--- Start of SUPPLIED RECORDS ---

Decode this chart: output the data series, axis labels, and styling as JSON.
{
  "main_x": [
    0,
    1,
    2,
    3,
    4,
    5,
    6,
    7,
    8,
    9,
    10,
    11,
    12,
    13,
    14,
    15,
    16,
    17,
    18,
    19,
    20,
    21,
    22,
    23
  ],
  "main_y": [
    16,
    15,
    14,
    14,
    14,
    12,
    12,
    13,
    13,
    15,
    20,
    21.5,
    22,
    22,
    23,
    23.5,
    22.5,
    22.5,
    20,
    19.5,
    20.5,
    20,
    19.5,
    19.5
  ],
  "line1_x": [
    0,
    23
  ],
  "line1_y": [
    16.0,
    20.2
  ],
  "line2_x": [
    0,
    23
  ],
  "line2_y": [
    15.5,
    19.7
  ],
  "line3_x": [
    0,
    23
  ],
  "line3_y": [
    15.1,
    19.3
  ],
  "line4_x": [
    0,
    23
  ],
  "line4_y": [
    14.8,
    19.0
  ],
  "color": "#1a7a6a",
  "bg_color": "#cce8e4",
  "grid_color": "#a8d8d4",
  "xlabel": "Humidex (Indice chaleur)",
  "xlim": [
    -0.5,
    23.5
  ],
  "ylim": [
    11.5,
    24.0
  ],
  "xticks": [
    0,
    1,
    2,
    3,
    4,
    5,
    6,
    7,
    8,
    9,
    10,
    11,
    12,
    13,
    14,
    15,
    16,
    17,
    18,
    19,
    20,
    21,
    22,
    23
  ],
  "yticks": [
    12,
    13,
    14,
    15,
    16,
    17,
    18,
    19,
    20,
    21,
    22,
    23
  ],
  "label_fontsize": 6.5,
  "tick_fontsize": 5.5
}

--- End of SUPPLIED RECORDS ---

◆ **OBJECTIVE**: Each line above must be reproduced exactly as it stands.

◆ **FULL OUTPUT**:
Decode this chart: output the data series, axis labels, and styling as JSON.
{
  "main_x": [
    0,
    1,
    2,
    3,
    4,
    5,
    6,
    7,
    8,
    9,
    10,
    11,
    12,
    13,
    14,
    15,
    16,
    17,
    18,
    19,
    20,
    21,
    22,
    23
  ],
  "main_y": [
    16,
    15,
    14,
    14,
    14,
    12,
    12,
    13,
    13,
    15,
    20,
    21.5,
    22,
    22,
    23,
    23.5,
    22.5,
    22.5,
    20,
    19.5,
    20.5,
    20,
    19.5,
    19.5
  ],
  "line1_x": [
    0,
    23
  ],
  "line1_y": [
    16.0,
    20.2
  ],
  "line2_x": [
    0,
    23
  ],
  "line2_y": [
    15.5,
    19.7
  ],
  "line3_x": [
    0,
    23
  ],
  "line3_y": [
    15.1,
    19.3
  ],
  "line4_x": [
    0,
    23
  ],
  "line4_y": [
    14.8,
    19.0
  ],
  "color": "#1a7a6a",
  "bg_color": "#cce8e4",
  "grid_color": "#a8d8d4",
  "xlabel": "Humidex (Indice chaleur)",
  "xlim": [
    -0.5,
    23.5
  ],
  "ylim": [
    11.5,
    24.0
  ],
  "xticks": [
    0,
    1,
    2,
    3,
    4,
    5,
    6,
    7,
    8,
    9,
    10,
    11,
    12,
    13,
    14,
    15,
    16,
    17,
    18,
    19,
    20,
    21,
    22,
    23
  ],
  "yticks": [
    12,
    13,
    14,
    15,
    16,
    17,
    18,
    19,
    20,
    21,
    22,
    23
  ],
  "label_fontsize": 6.5,
  "tick_fontsize": 5.5
}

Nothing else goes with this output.